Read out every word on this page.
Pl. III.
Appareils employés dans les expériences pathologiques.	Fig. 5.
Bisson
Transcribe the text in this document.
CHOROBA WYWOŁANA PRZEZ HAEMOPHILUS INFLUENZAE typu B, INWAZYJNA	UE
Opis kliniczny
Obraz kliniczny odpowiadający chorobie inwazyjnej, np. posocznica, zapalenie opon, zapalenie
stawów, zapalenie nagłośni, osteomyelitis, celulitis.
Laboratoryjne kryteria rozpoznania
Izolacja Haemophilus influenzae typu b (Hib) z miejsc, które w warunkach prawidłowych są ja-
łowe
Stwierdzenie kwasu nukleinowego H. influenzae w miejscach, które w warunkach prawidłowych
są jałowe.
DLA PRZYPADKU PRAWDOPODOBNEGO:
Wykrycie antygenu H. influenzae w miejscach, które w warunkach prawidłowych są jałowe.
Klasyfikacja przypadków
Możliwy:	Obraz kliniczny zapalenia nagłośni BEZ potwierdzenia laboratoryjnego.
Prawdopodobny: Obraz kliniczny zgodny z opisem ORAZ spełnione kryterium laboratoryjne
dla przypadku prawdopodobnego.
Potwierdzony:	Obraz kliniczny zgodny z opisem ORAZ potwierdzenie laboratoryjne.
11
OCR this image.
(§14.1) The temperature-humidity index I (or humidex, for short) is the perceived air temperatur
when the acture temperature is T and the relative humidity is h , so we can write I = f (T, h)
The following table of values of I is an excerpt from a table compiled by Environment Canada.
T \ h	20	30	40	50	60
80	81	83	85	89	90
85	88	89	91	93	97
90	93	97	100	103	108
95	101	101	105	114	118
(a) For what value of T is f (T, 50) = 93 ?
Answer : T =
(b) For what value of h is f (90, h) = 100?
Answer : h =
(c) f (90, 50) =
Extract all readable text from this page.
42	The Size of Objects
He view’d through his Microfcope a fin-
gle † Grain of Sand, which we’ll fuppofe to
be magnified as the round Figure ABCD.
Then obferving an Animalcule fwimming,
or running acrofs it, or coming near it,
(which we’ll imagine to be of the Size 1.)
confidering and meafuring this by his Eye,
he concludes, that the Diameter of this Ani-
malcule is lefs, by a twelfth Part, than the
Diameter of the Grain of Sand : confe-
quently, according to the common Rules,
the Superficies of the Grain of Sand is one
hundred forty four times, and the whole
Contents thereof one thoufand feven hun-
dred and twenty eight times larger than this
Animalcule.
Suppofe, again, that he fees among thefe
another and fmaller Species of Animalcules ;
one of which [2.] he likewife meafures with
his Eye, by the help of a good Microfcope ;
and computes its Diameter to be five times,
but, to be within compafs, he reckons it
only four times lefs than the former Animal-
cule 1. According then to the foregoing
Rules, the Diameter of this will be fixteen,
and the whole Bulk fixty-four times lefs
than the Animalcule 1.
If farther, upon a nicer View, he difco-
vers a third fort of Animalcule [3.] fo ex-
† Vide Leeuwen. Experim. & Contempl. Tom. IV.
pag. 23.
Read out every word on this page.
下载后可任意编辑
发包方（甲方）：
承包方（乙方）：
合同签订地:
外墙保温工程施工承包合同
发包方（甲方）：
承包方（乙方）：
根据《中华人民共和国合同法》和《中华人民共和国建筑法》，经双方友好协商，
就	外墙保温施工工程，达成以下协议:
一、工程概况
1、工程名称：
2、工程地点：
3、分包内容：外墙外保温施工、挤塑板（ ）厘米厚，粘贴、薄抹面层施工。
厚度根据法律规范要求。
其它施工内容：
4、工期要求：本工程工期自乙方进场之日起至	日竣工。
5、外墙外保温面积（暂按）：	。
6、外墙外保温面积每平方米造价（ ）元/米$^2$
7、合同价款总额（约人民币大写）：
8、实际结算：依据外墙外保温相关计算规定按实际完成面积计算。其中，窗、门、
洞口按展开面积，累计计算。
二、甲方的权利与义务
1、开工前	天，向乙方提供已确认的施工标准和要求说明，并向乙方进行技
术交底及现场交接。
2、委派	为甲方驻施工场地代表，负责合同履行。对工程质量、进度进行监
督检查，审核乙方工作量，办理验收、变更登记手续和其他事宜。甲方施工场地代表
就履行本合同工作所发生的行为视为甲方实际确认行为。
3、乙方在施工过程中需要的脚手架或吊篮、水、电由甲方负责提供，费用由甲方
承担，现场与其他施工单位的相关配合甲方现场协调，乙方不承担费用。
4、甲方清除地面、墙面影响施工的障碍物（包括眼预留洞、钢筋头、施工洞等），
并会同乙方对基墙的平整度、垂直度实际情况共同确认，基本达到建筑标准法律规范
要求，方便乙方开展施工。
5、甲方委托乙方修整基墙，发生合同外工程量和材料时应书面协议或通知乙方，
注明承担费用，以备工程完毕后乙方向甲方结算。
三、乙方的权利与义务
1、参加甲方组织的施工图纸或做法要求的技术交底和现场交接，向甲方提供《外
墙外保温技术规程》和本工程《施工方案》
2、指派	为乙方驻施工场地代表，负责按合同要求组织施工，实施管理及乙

=-=-=-=-=

- _Stated goal_
Select and copy every line of the listing with the word "Grain".

- _Task result_
gle † Grain of Sand, which we’ll fuppofe to
Diameter of the Grain of Sand : confe-
the Superficies of the Grain of Sand is one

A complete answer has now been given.